## What the exercise asks:
Return the stretch of the AI history passage from "Deep learning, the" through "interpret future data.", copied word for word.

## Exercise text:
**********

As the field of AI developed, so did different strategies for making smarter machines. Some researchers tried to distill human knowledge into code or come up with rules for specific tasks, like understanding language. Others were inspired by the importance of learning to understand human and animal intelligence. They built systems that could get better at a task over time, perhaps by simulating evolution or by learning from example data. The field hit milestone after milestone as computers mastered tasks that could previously only be completed by people.
Deep learning, the rocket fuel of the current AI boom, is a revival of one of the oldest ideas in AI. The technique involves passing data through webs of math loosely inspired by the working of brain cells that are known as artificial neural networks. As a network processes training data, connections between the parts of the network adjust, building up an ability to interpret future data.
Artificial neural networks became an established idea in AI not long after the Dartmouth workshop. The room-filling Perceptron Mark 1 from 1958, for example, learned to distinguish different geometric shapes and got written up in The New York Times as the “Embryo of Computer Designed to Read and Grow Wiser.” But neural networks tumbled from favor after an influential 1969 book coauthored by MIT’s Marvin Minsky suggested they couldn’t be very powerful.

**********

## Raw data:
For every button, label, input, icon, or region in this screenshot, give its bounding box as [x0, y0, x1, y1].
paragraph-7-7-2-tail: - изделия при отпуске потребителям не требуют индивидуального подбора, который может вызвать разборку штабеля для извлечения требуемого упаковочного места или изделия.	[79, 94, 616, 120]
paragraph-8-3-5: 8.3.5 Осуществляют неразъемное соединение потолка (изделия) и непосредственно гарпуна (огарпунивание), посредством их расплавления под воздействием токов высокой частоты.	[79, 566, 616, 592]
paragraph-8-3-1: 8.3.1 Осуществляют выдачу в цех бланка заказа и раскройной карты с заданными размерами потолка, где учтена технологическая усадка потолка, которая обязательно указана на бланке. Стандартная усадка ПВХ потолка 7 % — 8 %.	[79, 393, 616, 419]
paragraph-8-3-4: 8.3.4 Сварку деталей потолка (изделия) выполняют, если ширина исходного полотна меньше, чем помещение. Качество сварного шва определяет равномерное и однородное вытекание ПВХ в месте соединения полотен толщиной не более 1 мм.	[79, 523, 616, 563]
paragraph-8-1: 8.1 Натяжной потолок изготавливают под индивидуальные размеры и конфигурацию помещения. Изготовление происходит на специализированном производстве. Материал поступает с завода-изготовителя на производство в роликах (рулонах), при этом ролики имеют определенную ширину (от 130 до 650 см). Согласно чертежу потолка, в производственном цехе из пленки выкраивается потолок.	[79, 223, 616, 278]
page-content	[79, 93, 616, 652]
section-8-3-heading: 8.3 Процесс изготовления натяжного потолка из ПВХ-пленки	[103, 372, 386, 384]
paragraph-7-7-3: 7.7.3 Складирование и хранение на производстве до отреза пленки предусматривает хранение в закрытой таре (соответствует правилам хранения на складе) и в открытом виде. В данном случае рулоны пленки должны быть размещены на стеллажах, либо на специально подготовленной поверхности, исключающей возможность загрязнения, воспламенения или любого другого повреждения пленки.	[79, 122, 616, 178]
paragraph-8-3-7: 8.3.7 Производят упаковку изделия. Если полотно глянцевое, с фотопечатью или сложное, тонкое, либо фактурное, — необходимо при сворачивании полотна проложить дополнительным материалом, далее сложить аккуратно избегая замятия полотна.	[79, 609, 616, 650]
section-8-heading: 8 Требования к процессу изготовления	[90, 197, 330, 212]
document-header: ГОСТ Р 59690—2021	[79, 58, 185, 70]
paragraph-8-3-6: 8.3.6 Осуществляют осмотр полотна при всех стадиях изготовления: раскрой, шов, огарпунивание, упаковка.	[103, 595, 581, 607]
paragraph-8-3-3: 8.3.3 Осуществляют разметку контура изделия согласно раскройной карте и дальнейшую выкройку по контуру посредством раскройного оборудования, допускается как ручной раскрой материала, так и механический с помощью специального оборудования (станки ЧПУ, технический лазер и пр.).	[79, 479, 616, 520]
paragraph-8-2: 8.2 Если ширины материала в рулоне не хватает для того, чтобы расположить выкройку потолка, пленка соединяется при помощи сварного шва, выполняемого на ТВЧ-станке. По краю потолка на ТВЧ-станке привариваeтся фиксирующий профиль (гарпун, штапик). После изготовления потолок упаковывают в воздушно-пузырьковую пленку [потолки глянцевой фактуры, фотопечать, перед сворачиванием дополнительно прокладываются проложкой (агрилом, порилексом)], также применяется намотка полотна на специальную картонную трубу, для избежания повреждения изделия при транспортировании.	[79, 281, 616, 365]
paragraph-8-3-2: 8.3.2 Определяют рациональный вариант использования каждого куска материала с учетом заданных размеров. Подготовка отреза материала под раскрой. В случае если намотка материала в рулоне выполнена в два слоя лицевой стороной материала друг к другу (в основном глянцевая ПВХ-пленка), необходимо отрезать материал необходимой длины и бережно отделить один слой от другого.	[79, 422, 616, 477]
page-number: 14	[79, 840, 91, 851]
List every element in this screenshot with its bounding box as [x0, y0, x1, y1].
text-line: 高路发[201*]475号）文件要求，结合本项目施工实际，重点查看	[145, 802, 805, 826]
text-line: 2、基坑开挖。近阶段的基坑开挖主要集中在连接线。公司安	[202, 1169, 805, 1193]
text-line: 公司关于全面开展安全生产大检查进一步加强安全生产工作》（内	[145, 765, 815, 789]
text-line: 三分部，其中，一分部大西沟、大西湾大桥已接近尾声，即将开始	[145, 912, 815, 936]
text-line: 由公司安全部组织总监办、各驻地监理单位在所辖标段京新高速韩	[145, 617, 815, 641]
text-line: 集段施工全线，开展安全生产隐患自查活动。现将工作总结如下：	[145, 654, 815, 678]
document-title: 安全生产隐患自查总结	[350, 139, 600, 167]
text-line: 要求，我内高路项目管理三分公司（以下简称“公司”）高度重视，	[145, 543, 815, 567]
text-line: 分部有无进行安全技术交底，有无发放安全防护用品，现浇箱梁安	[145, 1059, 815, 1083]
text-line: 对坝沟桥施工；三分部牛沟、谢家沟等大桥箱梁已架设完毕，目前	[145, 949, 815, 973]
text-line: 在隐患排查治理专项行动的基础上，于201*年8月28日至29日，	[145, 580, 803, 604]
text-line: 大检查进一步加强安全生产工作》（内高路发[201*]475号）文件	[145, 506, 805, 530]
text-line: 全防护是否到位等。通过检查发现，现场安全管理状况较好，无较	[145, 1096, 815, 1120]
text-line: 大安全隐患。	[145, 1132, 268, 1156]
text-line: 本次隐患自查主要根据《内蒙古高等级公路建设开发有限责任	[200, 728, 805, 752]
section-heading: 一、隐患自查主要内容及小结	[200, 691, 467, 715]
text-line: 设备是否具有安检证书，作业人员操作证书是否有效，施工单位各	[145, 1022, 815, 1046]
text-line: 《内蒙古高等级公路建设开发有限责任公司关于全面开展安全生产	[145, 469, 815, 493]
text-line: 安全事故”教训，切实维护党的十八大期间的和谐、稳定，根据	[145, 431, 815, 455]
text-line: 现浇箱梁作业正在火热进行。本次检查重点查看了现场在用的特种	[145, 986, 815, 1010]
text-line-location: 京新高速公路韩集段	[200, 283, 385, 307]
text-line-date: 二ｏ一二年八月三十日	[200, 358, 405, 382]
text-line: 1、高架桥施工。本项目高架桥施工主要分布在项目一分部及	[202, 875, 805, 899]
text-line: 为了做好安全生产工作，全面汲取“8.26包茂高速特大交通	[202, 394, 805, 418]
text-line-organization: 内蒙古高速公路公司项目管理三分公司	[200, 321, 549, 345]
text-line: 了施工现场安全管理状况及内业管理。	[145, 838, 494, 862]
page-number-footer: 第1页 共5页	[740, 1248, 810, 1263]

**********

## Exercise response:
Deep learning, the rocket fuel of the current AI boom, is a revival of one of the oldest ideas in AI. The technique involves passing data through webs of math loosely inspired by the working of brain cells that are known as artificial neural networks. As a network processes training data, connections between the parts of the network adjust, building up an ability to interpret future data.